## TASK STATEMENT
From the entries that follow, gather each line holding the word "três".

## DATA FOR THIS TASK

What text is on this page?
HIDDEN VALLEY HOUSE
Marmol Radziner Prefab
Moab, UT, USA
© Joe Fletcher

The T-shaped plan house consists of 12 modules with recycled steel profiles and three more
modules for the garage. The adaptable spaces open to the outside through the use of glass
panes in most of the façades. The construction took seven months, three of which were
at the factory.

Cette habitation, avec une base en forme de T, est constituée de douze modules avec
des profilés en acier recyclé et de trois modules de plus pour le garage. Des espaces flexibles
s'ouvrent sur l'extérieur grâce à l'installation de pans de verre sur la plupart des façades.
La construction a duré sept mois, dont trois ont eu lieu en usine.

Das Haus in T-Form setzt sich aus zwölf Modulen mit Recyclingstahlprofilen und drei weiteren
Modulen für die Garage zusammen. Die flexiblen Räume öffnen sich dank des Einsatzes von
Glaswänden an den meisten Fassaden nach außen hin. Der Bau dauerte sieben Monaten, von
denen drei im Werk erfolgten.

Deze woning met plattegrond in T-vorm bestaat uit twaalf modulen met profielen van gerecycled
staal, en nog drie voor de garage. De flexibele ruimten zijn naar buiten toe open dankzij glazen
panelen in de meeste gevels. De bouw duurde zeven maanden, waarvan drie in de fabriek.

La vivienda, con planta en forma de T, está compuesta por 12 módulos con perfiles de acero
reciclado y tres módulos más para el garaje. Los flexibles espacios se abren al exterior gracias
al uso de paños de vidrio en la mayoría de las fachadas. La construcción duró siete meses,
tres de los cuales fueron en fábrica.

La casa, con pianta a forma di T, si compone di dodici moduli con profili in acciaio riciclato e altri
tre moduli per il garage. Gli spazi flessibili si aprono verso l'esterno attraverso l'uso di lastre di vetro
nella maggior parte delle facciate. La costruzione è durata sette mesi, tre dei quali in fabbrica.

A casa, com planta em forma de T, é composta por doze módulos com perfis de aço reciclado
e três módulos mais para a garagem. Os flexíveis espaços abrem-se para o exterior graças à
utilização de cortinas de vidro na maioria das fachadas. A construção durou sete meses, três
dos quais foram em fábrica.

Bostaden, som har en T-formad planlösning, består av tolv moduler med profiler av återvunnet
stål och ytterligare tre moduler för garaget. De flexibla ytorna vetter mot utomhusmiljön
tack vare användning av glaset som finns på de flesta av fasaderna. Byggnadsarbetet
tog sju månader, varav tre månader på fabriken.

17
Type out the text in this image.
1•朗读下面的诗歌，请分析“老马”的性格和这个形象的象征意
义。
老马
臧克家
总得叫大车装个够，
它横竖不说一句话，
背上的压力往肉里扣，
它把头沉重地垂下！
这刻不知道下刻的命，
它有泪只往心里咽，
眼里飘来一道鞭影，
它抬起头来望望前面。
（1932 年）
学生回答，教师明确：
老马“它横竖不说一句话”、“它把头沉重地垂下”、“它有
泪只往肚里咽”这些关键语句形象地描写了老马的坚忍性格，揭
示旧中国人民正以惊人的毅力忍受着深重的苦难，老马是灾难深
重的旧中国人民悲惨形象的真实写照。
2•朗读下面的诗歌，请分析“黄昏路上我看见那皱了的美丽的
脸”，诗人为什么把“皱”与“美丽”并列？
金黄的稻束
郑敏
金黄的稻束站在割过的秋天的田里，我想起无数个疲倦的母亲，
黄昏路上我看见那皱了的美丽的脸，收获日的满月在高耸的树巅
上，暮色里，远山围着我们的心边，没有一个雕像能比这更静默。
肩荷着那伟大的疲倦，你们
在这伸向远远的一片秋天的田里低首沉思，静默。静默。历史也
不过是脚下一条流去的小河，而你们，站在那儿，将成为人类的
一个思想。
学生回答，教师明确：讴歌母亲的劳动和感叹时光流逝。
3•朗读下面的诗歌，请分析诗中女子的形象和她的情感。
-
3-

## RESPONSE BELOW
e três módulos mais para a garagem. Os flexíveis espaços abrem-se para o exterior graças à
utilização de cortinas de vidro na maioria das fachadas. A construção durou sete meses, três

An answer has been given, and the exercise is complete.